- Set task:
Count the lines in the items below that contain the string "feature", and reply with only that number.

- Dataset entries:
"""

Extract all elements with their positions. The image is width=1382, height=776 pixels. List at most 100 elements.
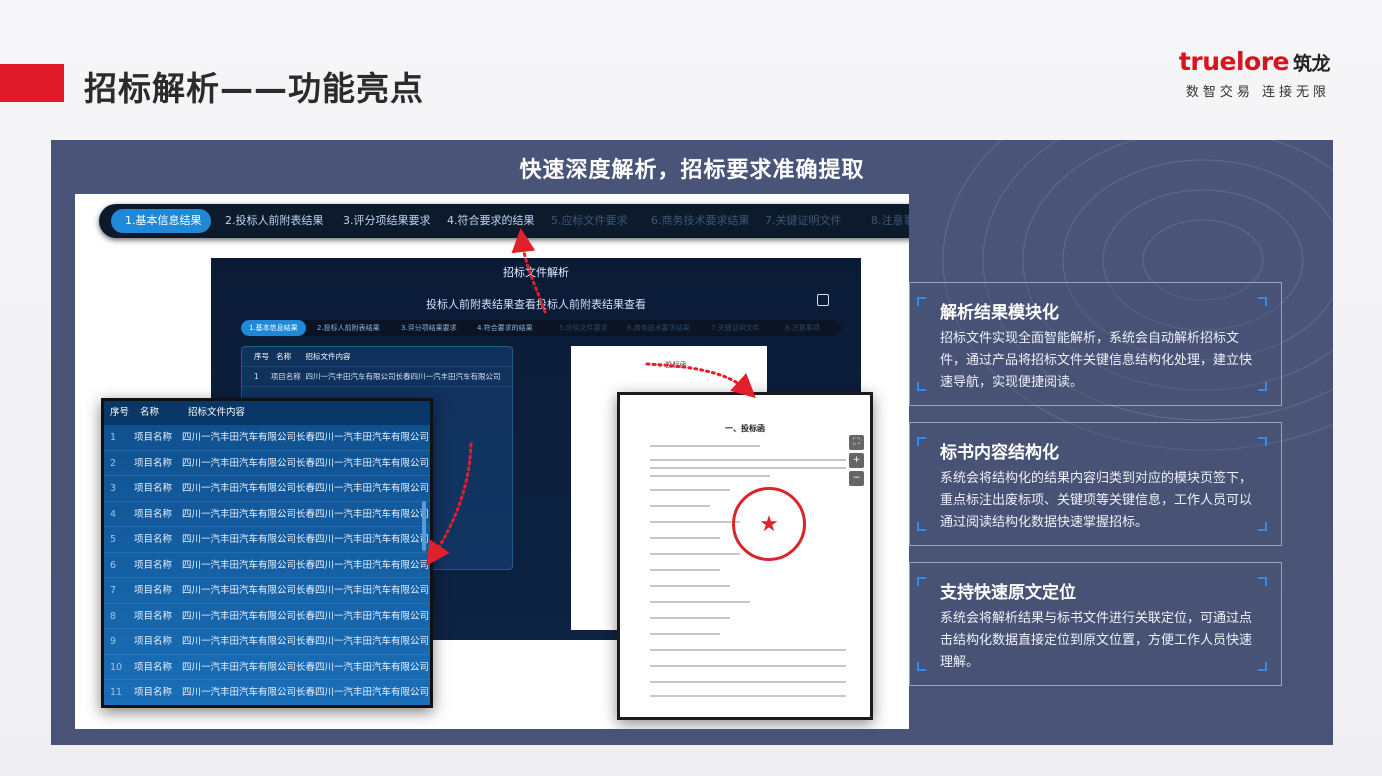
cell-value: 四川一汽丰田汽车有限公司长春四川一汽丰田汽车有限公司: [182, 559, 430, 571]
cell-value: 四川一汽丰田汽车有限公司长春四川一汽丰田汽车有限公司: [182, 483, 430, 494]
slide: 招标解析——功能亮点 truelore 筑龙 数智交易 连接无限 快速深度解析，招…: [0, 0, 1382, 776]
mini-table-row[interactable]: 1 项目名称 四川一汽丰田汽车有限公司长春四川一汽丰田汽车有限公司: [242, 367, 512, 387]
app-title: 招标文件解析: [503, 266, 569, 279]
download-icon[interactable]: [817, 294, 829, 306]
doc-heading: 一、投标函: [725, 424, 765, 433]
tab-step-8[interactable]: 8.注意事项: [849, 209, 909, 233]
cell-value: 四川一汽丰田汽车有限公司长春四川一汽丰田汽车有限公司: [182, 432, 430, 443]
page-title: 招标解析——功能亮点: [84, 69, 424, 108]
mini-tab-1[interactable]: 1.基本信息结果: [241, 320, 306, 336]
document-preview[interactable]: 一、投标函 ★ ⛶ + −: [617, 392, 873, 720]
header-content: 招标文件内容: [188, 407, 246, 418]
mini-tab-3[interactable]: 3.评分项结果要求: [401, 320, 457, 336]
cell-no: 3: [110, 483, 117, 494]
mini-header-no: 序号: [254, 352, 269, 361]
table-row[interactable]: 11 项目名称 四川一汽丰田汽车有限公司长春四川一汽丰田汽车有限公司: [104, 680, 430, 705]
card-3-body: 系统会将解析结果与标书文件进行关联定位，可通过点击结构化数据直接定位到原文位置，…: [940, 611, 1253, 670]
header-no: 序号: [110, 407, 130, 418]
table-row[interactable]: 9 项目名称 四川一汽丰田汽车有限公司长春四川一汽丰田汽车有限公司: [104, 629, 430, 655]
tab-step-3[interactable]: 3.评分项结果要求: [321, 209, 431, 233]
cell-name: 项目名称: [134, 432, 173, 443]
logo-tagline: 数智交易 连接无限: [1185, 85, 1330, 100]
mini-header-content: 招标文件内容: [305, 352, 351, 361]
cell-no: 10: [110, 661, 123, 673]
cell-no: 2: [110, 457, 117, 469]
card-1-title: 解析结果模块化: [940, 303, 1059, 323]
tab-step-5[interactable]: 5.应标文件要求: [529, 209, 628, 233]
zoom-in-icon[interactable]: +: [849, 453, 864, 468]
mini-cell-name: 项目名称: [270, 372, 301, 381]
card-3-title: 支持快速原文定位: [940, 583, 1076, 603]
cell-value: 四川一汽丰田汽车有限公司长春四川一汽丰田汽车有限公司: [182, 457, 430, 469]
table-header: 序号 名称 招标文件内容: [104, 401, 430, 425]
cell-no: 1: [110, 432, 117, 443]
table-row[interactable]: 7 项目名称 四川一汽丰田汽车有限公司长春四川一汽丰田汽车有限公司: [104, 578, 430, 604]
title-accent-bar: [0, 64, 64, 102]
cell-no: 5: [110, 534, 117, 545]
mini-cell-no: 1: [254, 372, 259, 381]
cell-name: 项目名称: [134, 585, 173, 596]
tab-step-6[interactable]: 6.商务技术要求结果: [629, 209, 750, 233]
cell-no: 11: [110, 687, 123, 698]
cell-value: 四川一汽丰田汽车有限公司长春四川一汽丰田汽车有限公司: [182, 508, 430, 520]
table-row[interactable]: 8 项目名称 四川一汽丰田汽车有限公司长春四川一汽丰田汽车有限公司: [104, 604, 430, 629]
cell-name: 项目名称: [134, 508, 173, 520]
cell-value: 四川一汽丰田汽车有限公司长春四川一汽丰田汽车有限公司: [182, 610, 430, 622]
table-row[interactable]: 3 项目名称 四川一汽丰田汽车有限公司长春四川一汽丰田汽车有限公司: [104, 476, 430, 502]
step-tabs: 1.基本信息结果 2.投标人前附表结果 3.评分项结果要求 4.符合要求的结果 …: [99, 204, 909, 238]
mini-table-header: 序号 名称 招标文件内容: [242, 347, 512, 367]
mini-tab-5[interactable]: 5.应标文件要求: [559, 320, 608, 336]
cell-name: 项目名称: [134, 534, 173, 545]
mini-header-name: 名称: [276, 352, 292, 361]
cell-no: 6: [110, 559, 117, 571]
zoom-out-icon[interactable]: −: [849, 471, 864, 486]
cell-name: 项目名称: [134, 483, 173, 494]
table-row[interactable]: 2 项目名称 四川一汽丰田汽车有限公司长春四川一汽丰田汽车有限公司: [104, 451, 430, 476]
mini-cell-value: 四川一汽丰田汽车有限公司长春四川一汽丰田汽车有限公司: [305, 372, 501, 381]
mini-tab-2[interactable]: 2.投标人前附表结果: [317, 320, 380, 336]
cell-value: 四川一汽丰田汽车有限公司长春四川一汽丰田汽车有限公司: [182, 585, 430, 596]
cell-name: 项目名称: [134, 559, 173, 571]
mini-tab-8[interactable]: 8.注意事项: [785, 320, 820, 336]
table-row[interactable]: 4 项目名称 四川一汽丰田汽车有限公司长春四川一汽丰田汽车有限公司: [104, 502, 430, 527]
doc-back-heading: 一、投标函: [651, 361, 687, 369]
table-scrollbar[interactable]: [422, 501, 426, 551]
logo-brand-cn: 筑龙: [1292, 53, 1331, 75]
feature-panel: 快速深度解析，招标要求准确提取 1.基本信息结果 2.投标人前附表结果 3.评分…: [51, 140, 1333, 745]
tab-step-2[interactable]: 2.投标人前附表结果: [203, 209, 324, 233]
cell-no: 4: [110, 508, 117, 520]
cell-value: 四川一汽丰田汽车有限公司长春四川一汽丰田汽车有限公司: [182, 534, 430, 545]
cell-name: 项目名称: [134, 661, 173, 673]
tab-step-1[interactable]: 1.基本信息结果: [111, 209, 211, 233]
cell-name: 项目名称: [134, 636, 173, 647]
product-screenshot: 1.基本信息结果 2.投标人前附表结果 3.评分项结果要求 4.符合要求的结果 …: [75, 194, 909, 729]
seal-icon: ★: [732, 487, 806, 561]
mini-tab-7[interactable]: 7.关键证明文件: [711, 320, 760, 336]
logo-brand-text: truelore: [1178, 47, 1290, 76]
mini-tab-6[interactable]: 6.商务技术要求结果: [627, 320, 690, 336]
brand-logo: truelore 筑龙 数智交易 连接无限: [1178, 47, 1331, 101]
table-row[interactable]: 1 项目名称 四川一汽丰田汽车有限公司长春四川一汽丰田汽车有限公司: [104, 425, 430, 451]
card-1-body: 招标文件实现全面智能解析，系统会自动解析招标文件，通过产品将招标文件关键信息结构…: [940, 331, 1253, 390]
feature-card-2: 标书内容结构化 系统会将结构化的结果内容归类到对应的模块页签下，重点标注出废标项…: [909, 422, 1282, 546]
cell-name: 项目名称: [134, 687, 173, 698]
card-2-body: 系统会将结构化的结果内容归类到对应的模块页签下，重点标注出废标项、关键项等关键信…: [940, 471, 1253, 530]
tab-step-7[interactable]: 7.关键证明文件: [743, 209, 842, 233]
tab-step-4[interactable]: 4.符合要求的结果: [425, 209, 535, 233]
mini-tab-4[interactable]: 4.符合要求的结果: [477, 320, 533, 336]
panel-heading: 快速深度解析，招标要求准确提取: [519, 158, 865, 183]
cell-value: 四川一汽丰田汽车有限公司长春四川一汽丰田汽车有限公司: [182, 636, 430, 647]
table-row[interactable]: 5 项目名称 四川一汽丰田汽车有限公司长春四川一汽丰田汽车有限公司: [104, 527, 430, 553]
cell-value: 四川一汽丰田汽车有限公司长春四川一汽丰田汽车有限公司: [182, 661, 430, 673]
cell-name: 项目名称: [134, 457, 173, 469]
cell-no: 7: [110, 585, 117, 596]
header-name: 名称: [140, 407, 160, 418]
table-row[interactable]: 6 项目名称 四川一汽丰田汽车有限公司长春四川一汽丰田汽车有限公司: [104, 553, 430, 578]
feature-card-3: 支持快速原文定位 系统会将解析结果与标书文件进行关联定位，可通过点击结构化数据直…: [909, 562, 1282, 686]
cell-value: 四川一汽丰田汽车有限公司长春四川一汽丰田汽车有限公司: [182, 687, 430, 698]
expand-icon[interactable]: ⛶: [849, 435, 864, 450]
card-2-title: 标书内容结构化: [940, 443, 1059, 463]
table-row[interactable]: 10 项目名称 四川一汽丰田汽车有限公司长春四川一汽丰田汽车有限公司: [104, 655, 430, 680]
cell-name: 项目名称: [134, 610, 173, 622]
result-table: 序号 名称 招标文件内容 1 项目名称 四川一汽丰田汽车有限公司长春四川一汽丰田汽车有限…: [101, 398, 433, 708]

"""

- Full solution:
3